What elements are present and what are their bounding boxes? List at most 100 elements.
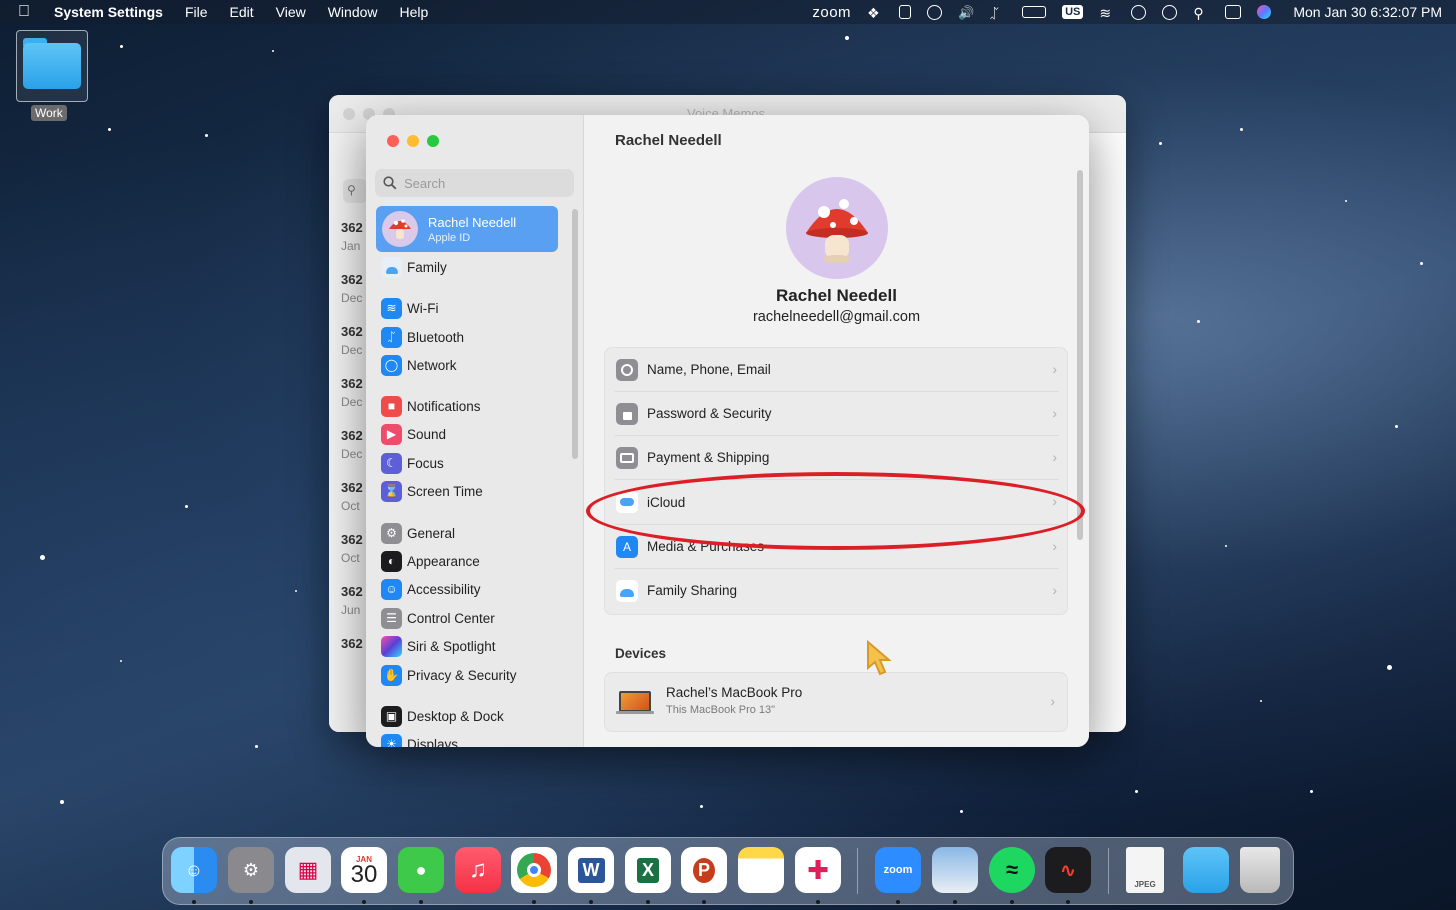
list-item[interactable]: 362 Oct <box>341 480 363 513</box>
slack-app[interactable]: ✚ <box>795 847 841 893</box>
menu-bar:  System Settings File Edit View Window … <box>0 0 1456 24</box>
sidebar-item-siri-spotlight[interactable]: Siri & Spotlight <box>381 635 571 657</box>
device-row-macbook[interactable]: Rachel’s MacBook Pro This MacBook Pro 13… <box>604 672 1068 732</box>
user-email: rachelneedell@gmail.com <box>752 309 921 325</box>
battery-icon[interactable] <box>1022 6 1047 18</box>
calendar-app[interactable]: JAN 30 <box>341 847 387 893</box>
sidebar-item-notifications[interactable]: ■ Notifications <box>381 395 571 417</box>
menu-edit[interactable]: Edit <box>230 4 254 20</box>
sidebar-item-displays[interactable]: ☀ Displays <box>381 733 571 747</box>
contacts-status-icon[interactable] <box>899 5 912 19</box>
list-item[interactable]: 362 Dec <box>341 376 363 409</box>
sidebar-item-screen-time[interactable]: ⌛ Screen Time <box>381 480 571 502</box>
trash-icon[interactable] <box>1240 847 1280 893</box>
input-source-indicator[interactable]: US <box>1062 5 1084 19</box>
page-title: Rachel Needell <box>615 132 722 149</box>
search-field[interactable] <box>375 169 574 197</box>
menu-window[interactable]: Window <box>328 4 378 20</box>
menu-help[interactable]: Help <box>400 4 429 20</box>
sidebar-item-apple-id[interactable]: Rachel Needell Apple ID <box>376 206 558 252</box>
spotlight-search-icon[interactable]: ⚲ <box>1193 5 1209 21</box>
search-icon[interactable]: ⚲ <box>343 179 367 203</box>
finder-app[interactable]: ☺ <box>171 847 217 893</box>
sidebar-item-privacy-security[interactable]: ✋ Privacy & Security <box>381 664 571 686</box>
hourglass-icon: ⌛ <box>381 480 402 502</box>
play-status-icon[interactable] <box>927 4 943 20</box>
volume-icon[interactable]: 🔊 <box>958 5 974 20</box>
zoom-app[interactable]: zoom <box>875 847 921 893</box>
list-item[interactable]: 362 Dec <box>341 428 363 461</box>
list-item[interactable]: 362 Jan <box>341 220 363 253</box>
launchpad-app[interactable]: ▦ <box>285 847 331 893</box>
word-app[interactable]: W <box>568 847 614 893</box>
desktop-folder-label[interactable]: Work <box>31 105 67 121</box>
music-app[interactable]: ♫ <box>455 847 501 893</box>
notes-app[interactable] <box>738 847 784 893</box>
user-status-icon[interactable] <box>1131 4 1147 20</box>
apple-menu-icon[interactable]:  <box>18 3 38 21</box>
list-item[interactable]: 362 Oct <box>341 532 363 565</box>
row-password-security[interactable]: Password & Security › <box>605 392 1069 435</box>
sidebar-item-appearance[interactable]: ◐ Appearance <box>381 550 571 572</box>
sidebar-item-general[interactable]: ⚙ General <box>381 522 571 544</box>
list-item[interactable]: 362 Dec <box>341 324 363 357</box>
main-scrollbar[interactable] <box>1077 170 1083 540</box>
chrome-app[interactable] <box>511 847 557 893</box>
time-machine-icon[interactable] <box>1162 4 1178 20</box>
accessibility-icon: ☺ <box>381 578 402 600</box>
jpeg-file[interactable]: JPEG <box>1126 847 1164 893</box>
menubar-datetime[interactable]: Mon Jan 30 6:32:07 PM <box>1293 4 1442 20</box>
sidebar-item-accessibility[interactable]: ☺ Accessibility <box>381 578 571 600</box>
row-family-sharing[interactable]: Family Sharing › <box>605 569 1069 612</box>
dropbox-icon[interactable]: ❖ <box>867 5 883 21</box>
person-icon <box>616 358 638 381</box>
list-item[interactable]: 362 Jun <box>341 584 363 617</box>
row-name-phone-email[interactable]: Name, Phone, Email › <box>605 348 1069 391</box>
sidebar-item-focus[interactable]: ☾ Focus <box>381 452 571 474</box>
bluetooth-status-icon[interactable]: ᛢ <box>990 5 1006 21</box>
chevron-right-icon: › <box>1052 405 1057 421</box>
family-icon <box>616 579 638 602</box>
appstore-icon: A <box>616 535 638 558</box>
display-icon: ☀ <box>381 733 402 747</box>
system-settings-app[interactable]: ⚙ <box>228 847 274 893</box>
sidebar-scrollbar[interactable] <box>572 209 578 459</box>
messages-app[interactable]: ● <box>398 847 444 893</box>
chevron-right-icon: › <box>1052 361 1057 377</box>
menu-view[interactable]: View <box>276 4 306 20</box>
control-center-status-icon[interactable] <box>1225 5 1242 19</box>
sidebar-item-network[interactable]: ◯ Network <box>381 354 571 376</box>
avatar <box>382 211 418 247</box>
menu-file[interactable]: File <box>185 4 208 20</box>
sidebar-item-control-center[interactable]: ☰ Control Center <box>381 607 571 629</box>
powerpoint-app[interactable]: P <box>681 847 727 893</box>
voice-memos-app[interactable]: ∿ <box>1045 847 1091 893</box>
wifi-status-icon[interactable]: ≋ <box>1099 5 1115 21</box>
list-item[interactable]: 362 <box>341 636 363 655</box>
bell-icon: ■ <box>381 395 402 417</box>
list-item[interactable]: 362 Dec <box>341 272 363 305</box>
fullscreen-button[interactable] <box>427 135 439 147</box>
siri-status-icon[interactable] <box>1257 5 1272 19</box>
spotify-app[interactable]: ≈ <box>989 847 1035 893</box>
folder-app[interactable] <box>1183 847 1229 893</box>
preview-app[interactable] <box>932 847 978 893</box>
sidebar-item-bluetooth[interactable]: ᛢ Bluetooth <box>381 326 571 348</box>
desktop-folder-work[interactable] <box>16 30 88 102</box>
close-button[interactable] <box>343 108 355 120</box>
search-input[interactable] <box>404 175 564 191</box>
close-button[interactable] <box>387 135 399 147</box>
profile-avatar[interactable] <box>786 177 888 279</box>
sidebar-item-wifi[interactable]: ≋ Wi-Fi <box>381 297 571 319</box>
sidebar-item-desktop-dock[interactable]: ▣ Desktop & Dock <box>381 705 571 727</box>
speaker-icon: ▶ <box>381 423 402 445</box>
excel-app[interactable]: X <box>625 847 671 893</box>
menu-app-name[interactable]: System Settings <box>54 4 163 20</box>
zoom-status-icon[interactable]: zoom <box>812 4 851 21</box>
dock-icon: ▣ <box>381 705 402 727</box>
minimize-button[interactable] <box>407 135 419 147</box>
family-icon <box>381 256 402 278</box>
sidebar-item-sound[interactable]: ▶ Sound <box>381 423 571 445</box>
sidebar-item-family[interactable]: Family <box>381 256 571 278</box>
icloud-highlight-annotation <box>586 472 1085 550</box>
● ● ●
OBJECTIVE:
Select every line in the material above that contains the string "zoom".

RIGHT ANSWER:
zoom-app[interactable]: zoom <box>875 847 921 893</box>
zoom-status-icon[interactable]: zoom <box>812 4 851 21</box>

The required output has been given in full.